* [TASK DIRECTIONS]
Please return the full listing below without altering anything.
** Start of EXCERPTED RECORDS **
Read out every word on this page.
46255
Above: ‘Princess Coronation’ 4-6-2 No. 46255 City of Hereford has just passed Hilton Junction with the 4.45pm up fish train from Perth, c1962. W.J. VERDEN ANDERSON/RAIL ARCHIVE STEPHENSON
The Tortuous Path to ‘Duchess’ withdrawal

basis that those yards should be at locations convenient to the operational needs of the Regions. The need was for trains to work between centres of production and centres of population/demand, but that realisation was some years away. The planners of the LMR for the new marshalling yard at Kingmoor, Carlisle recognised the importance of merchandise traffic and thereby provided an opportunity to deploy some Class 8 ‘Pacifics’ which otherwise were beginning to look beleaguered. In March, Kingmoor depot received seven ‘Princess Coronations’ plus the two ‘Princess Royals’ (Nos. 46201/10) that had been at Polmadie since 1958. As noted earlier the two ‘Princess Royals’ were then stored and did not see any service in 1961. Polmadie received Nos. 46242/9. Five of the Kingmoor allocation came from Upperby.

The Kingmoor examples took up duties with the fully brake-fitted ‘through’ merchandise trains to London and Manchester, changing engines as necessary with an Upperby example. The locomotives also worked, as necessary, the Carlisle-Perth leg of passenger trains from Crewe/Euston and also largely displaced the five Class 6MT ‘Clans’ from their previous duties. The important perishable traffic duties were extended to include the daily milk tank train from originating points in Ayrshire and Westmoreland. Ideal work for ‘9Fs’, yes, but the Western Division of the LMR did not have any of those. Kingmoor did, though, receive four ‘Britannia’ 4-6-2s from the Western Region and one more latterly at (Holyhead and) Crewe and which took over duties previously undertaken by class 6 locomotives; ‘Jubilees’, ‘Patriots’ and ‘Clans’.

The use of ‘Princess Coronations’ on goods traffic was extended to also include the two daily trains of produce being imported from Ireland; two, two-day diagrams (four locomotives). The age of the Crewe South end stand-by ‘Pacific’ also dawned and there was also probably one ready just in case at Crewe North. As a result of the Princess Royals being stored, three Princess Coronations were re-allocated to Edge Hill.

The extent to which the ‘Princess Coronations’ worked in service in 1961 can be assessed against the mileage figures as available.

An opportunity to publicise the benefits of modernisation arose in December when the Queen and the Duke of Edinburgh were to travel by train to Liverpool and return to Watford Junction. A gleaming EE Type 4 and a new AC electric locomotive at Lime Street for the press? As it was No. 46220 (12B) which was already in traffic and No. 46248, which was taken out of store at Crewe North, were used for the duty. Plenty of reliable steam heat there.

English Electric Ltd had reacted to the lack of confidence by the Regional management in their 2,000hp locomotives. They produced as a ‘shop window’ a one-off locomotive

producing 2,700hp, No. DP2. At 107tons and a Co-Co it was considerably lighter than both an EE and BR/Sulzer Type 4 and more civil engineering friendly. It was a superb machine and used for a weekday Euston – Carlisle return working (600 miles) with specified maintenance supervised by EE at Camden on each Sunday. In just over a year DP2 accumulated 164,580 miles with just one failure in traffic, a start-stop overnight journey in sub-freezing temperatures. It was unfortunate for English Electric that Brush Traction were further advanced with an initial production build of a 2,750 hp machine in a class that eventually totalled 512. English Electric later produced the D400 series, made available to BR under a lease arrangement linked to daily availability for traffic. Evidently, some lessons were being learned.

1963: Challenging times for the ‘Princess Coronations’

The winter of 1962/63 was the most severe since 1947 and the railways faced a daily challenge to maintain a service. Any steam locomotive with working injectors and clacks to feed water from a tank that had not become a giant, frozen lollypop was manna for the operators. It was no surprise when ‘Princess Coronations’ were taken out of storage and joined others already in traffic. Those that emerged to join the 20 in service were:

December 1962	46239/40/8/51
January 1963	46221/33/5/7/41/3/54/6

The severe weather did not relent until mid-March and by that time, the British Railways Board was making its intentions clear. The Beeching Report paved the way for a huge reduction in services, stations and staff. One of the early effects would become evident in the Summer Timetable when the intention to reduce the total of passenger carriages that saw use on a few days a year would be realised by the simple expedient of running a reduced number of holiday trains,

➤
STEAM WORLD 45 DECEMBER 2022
** End of EXCERPTED RECORDS **
* [THE COMPLETED TASK]
Read out every word on this page.
46255
Above: ‘Princess Coronation’ 4-6-2 No. 46255 City of Hereford has just passed Hilton Junction with the 4.45pm up fish train from Perth, c1962. W.J. VERDEN ANDERSON/RAIL ARCHIVE STEPHENSON
The Tortuous Path to ‘Duchess’ withdrawal

basis that those yards should be at locations convenient to the operational needs of the Regions. The need was for trains to work between centres of production and centres of population/demand, but that realisation was some years away. The planners of the LMR for the new marshalling yard at Kingmoor, Carlisle recognised the importance of merchandise traffic and thereby provided an opportunity to deploy some Class 8 ‘Pacifics’ which otherwise were beginning to look beleaguered. In March, Kingmoor depot received seven ‘Princess Coronations’ plus the two ‘Princess Royals’ (Nos. 46201/10) that had been at Polmadie since 1958. As noted earlier the two ‘Princess Royals’ were then stored and did not see any service in 1961. Polmadie received Nos. 46242/9. Five of the Kingmoor allocation came from Upperby.

The Kingmoor examples took up duties with the fully brake-fitted ‘through’ merchandise trains to London and Manchester, changing engines as necessary with an Upperby example. The locomotives also worked, as necessary, the Carlisle-Perth leg of passenger trains from Crewe/Euston and also largely displaced the five Class 6MT ‘Clans’ from their previous duties. The important perishable traffic duties were extended to include the daily milk tank train from originating points in Ayrshire and Westmoreland. Ideal work for ‘9Fs’, yes, but the Western Division of the LMR did not have any of those. Kingmoor did, though, receive four ‘Britannia’ 4-6-2s from the Western Region and one more latterly at (Holyhead and) Crewe and which took over duties previously undertaken by class 6 locomotives; ‘Jubilees’, ‘Patriots’ and ‘Clans’.

The use of ‘Princess Coronations’ on goods traffic was extended to also include the two daily trains of produce being imported from Ireland; two, two-day diagrams (four locomotives). The age of the Crewe South end stand-by ‘Pacific’ also dawned and there was also probably one ready just in case at Crewe North. As a result of the Princess Royals being stored, three Princess Coronations were re-allocated to Edge Hill.

The extent to which the ‘Princess Coronations’ worked in service in 1961 can be assessed against the mileage figures as available.

An opportunity to publicise the benefits of modernisation arose in December when the Queen and the Duke of Edinburgh were to travel by train to Liverpool and return to Watford Junction. A gleaming EE Type 4 and a new AC electric locomotive at Lime Street for the press? As it was No. 46220 (12B) which was already in traffic and No. 46248, which was taken out of store at Crewe North, were used for the duty. Plenty of reliable steam heat there.

English Electric Ltd had reacted to the lack of confidence by the Regional management in their 2,000hp locomotives. They produced as a ‘shop window’ a one-off locomotive

producing 2,700hp, No. DP2. At 107tons and a Co-Co it was considerably lighter than both an EE and BR/Sulzer Type 4 and more civil engineering friendly. It was a superb machine and used for a weekday Euston – Carlisle return working (600 miles) with specified maintenance supervised by EE at Camden on each Sunday. In just over a year DP2 accumulated 164,580 miles with just one failure in traffic, a start-stop overnight journey in sub-freezing temperatures. It was unfortunate for English Electric that Brush Traction were further advanced with an initial production build of a 2,750 hp machine in a class that eventually totalled 512. English Electric later produced the D400 series, made available to BR under a lease arrangement linked to daily availability for traffic. Evidently, some lessons were being learned.

1963: Challenging times for the ‘Princess Coronations’

The winter of 1962/63 was the most severe since 1947 and the railways faced a daily challenge to maintain a service. Any steam locomotive with working injectors and clacks to feed water from a tank that had not become a giant, frozen lollypop was manna for the operators. It was no surprise when ‘Princess Coronations’ were taken out of storage and joined others already in traffic. Those that emerged to join the 20 in service were:

December 1962	46239/40/8/51
January 1963	46221/33/5/7/41/3/54/6

The severe weather did not relent until mid-March and by that time, the British Railways Board was making its intentions clear. The Beeching Report paved the way for a huge reduction in services, stations and staff. One of the early effects would become evident in the Summer Timetable when the intention to reduce the total of passenger carriages that saw use on a few days a year would be realised by the simple expedient of running a reduced number of holiday trains,

➤
STEAM WORLD 45 DECEMBER 2022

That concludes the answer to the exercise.